### Given task
Every line of the data that contains the string "Prénom" must be copied.

[Dataset excerpts]

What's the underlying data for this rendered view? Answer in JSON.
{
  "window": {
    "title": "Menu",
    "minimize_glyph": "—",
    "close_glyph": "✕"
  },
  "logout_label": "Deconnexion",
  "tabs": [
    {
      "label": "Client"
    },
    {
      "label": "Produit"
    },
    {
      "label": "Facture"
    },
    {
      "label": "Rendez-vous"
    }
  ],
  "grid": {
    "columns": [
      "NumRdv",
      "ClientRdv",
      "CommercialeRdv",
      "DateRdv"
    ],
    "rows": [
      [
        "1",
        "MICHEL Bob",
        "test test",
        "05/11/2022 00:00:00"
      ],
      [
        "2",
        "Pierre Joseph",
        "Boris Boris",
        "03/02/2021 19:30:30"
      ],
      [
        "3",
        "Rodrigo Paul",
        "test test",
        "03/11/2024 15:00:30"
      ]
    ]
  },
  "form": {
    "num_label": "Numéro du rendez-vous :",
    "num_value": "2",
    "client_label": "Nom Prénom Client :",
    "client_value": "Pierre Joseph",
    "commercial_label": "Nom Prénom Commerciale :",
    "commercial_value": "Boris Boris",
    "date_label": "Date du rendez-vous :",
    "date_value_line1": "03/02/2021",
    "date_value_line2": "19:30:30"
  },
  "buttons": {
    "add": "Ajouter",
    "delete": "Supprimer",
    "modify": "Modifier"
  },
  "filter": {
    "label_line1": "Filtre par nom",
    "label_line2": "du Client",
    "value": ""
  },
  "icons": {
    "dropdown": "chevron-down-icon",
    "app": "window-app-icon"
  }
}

### Full output
    "client_label": "Nom Prénom Client :",
    "commercial_label": "Nom Prénom Commerciale :",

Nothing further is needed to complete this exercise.